(Dataset listings of figures)
>> begin

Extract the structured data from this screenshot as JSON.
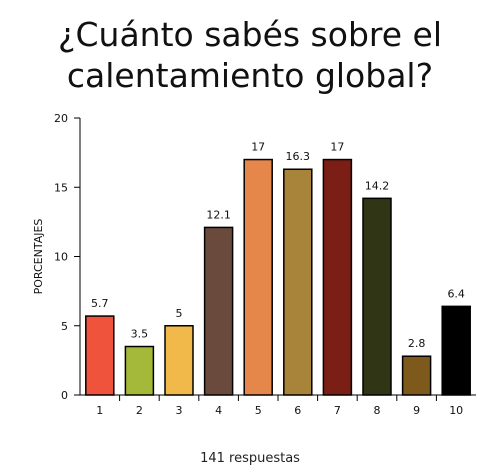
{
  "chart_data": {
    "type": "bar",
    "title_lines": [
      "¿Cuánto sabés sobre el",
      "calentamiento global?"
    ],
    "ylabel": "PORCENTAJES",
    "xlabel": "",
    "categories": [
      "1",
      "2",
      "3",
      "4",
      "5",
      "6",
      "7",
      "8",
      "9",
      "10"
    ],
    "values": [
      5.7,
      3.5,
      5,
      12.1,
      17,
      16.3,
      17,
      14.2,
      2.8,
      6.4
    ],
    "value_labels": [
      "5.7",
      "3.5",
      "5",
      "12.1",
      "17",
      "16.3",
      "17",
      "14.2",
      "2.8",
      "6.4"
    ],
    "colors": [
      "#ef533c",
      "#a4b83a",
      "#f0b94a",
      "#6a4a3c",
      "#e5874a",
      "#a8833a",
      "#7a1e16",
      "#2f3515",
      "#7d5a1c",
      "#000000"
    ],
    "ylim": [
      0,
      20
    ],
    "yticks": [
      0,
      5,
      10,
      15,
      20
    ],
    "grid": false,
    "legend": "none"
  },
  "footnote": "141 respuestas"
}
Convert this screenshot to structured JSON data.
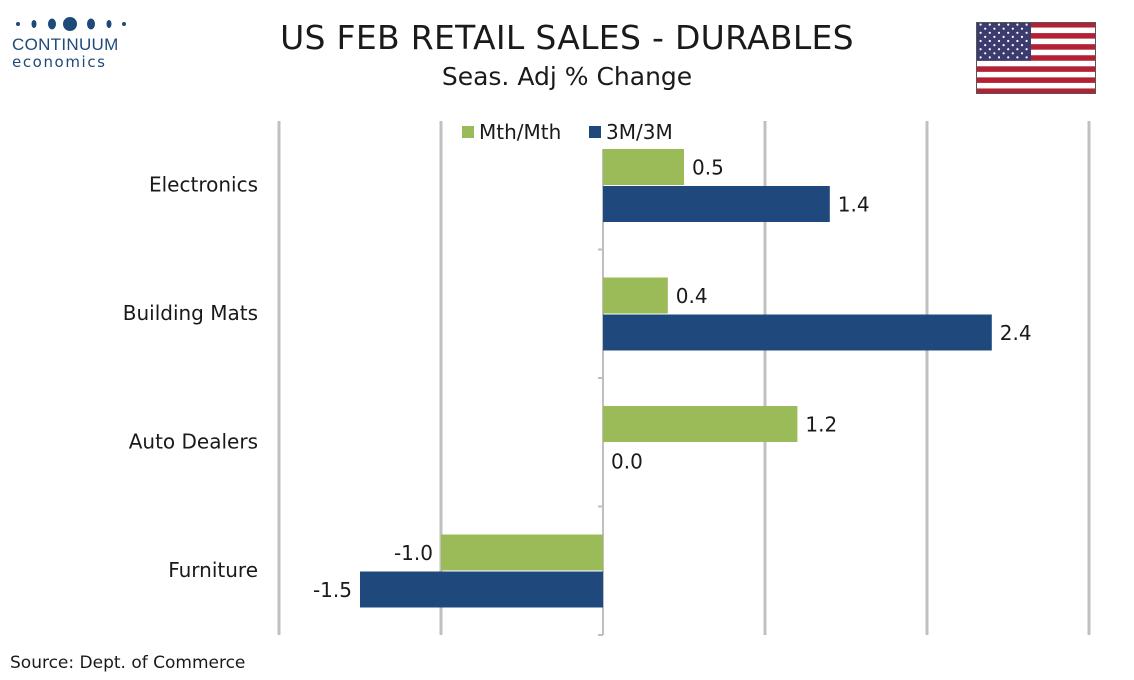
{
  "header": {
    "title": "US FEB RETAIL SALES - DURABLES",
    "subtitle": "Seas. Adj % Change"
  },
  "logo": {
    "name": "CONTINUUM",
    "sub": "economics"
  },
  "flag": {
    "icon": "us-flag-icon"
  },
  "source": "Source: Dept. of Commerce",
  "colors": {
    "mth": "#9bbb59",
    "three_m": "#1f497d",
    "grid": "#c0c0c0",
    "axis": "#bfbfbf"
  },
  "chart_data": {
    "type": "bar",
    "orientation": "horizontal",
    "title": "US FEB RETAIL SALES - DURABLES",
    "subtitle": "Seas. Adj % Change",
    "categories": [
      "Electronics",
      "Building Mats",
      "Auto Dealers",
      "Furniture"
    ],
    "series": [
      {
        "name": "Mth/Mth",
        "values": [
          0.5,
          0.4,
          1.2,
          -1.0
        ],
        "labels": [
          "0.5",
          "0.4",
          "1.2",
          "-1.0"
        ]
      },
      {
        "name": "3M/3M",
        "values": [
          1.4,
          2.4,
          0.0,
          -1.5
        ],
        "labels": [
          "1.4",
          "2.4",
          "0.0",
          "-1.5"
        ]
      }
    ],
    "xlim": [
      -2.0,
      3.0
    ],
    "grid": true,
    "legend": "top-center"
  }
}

>> end

# OBJECTIVE:
Copy every line above that includes the string "structured".

# REPLY TO THE TASK:
Extract the structured data from this screenshot as JSON.
Convert this screenshot to structured JSON data.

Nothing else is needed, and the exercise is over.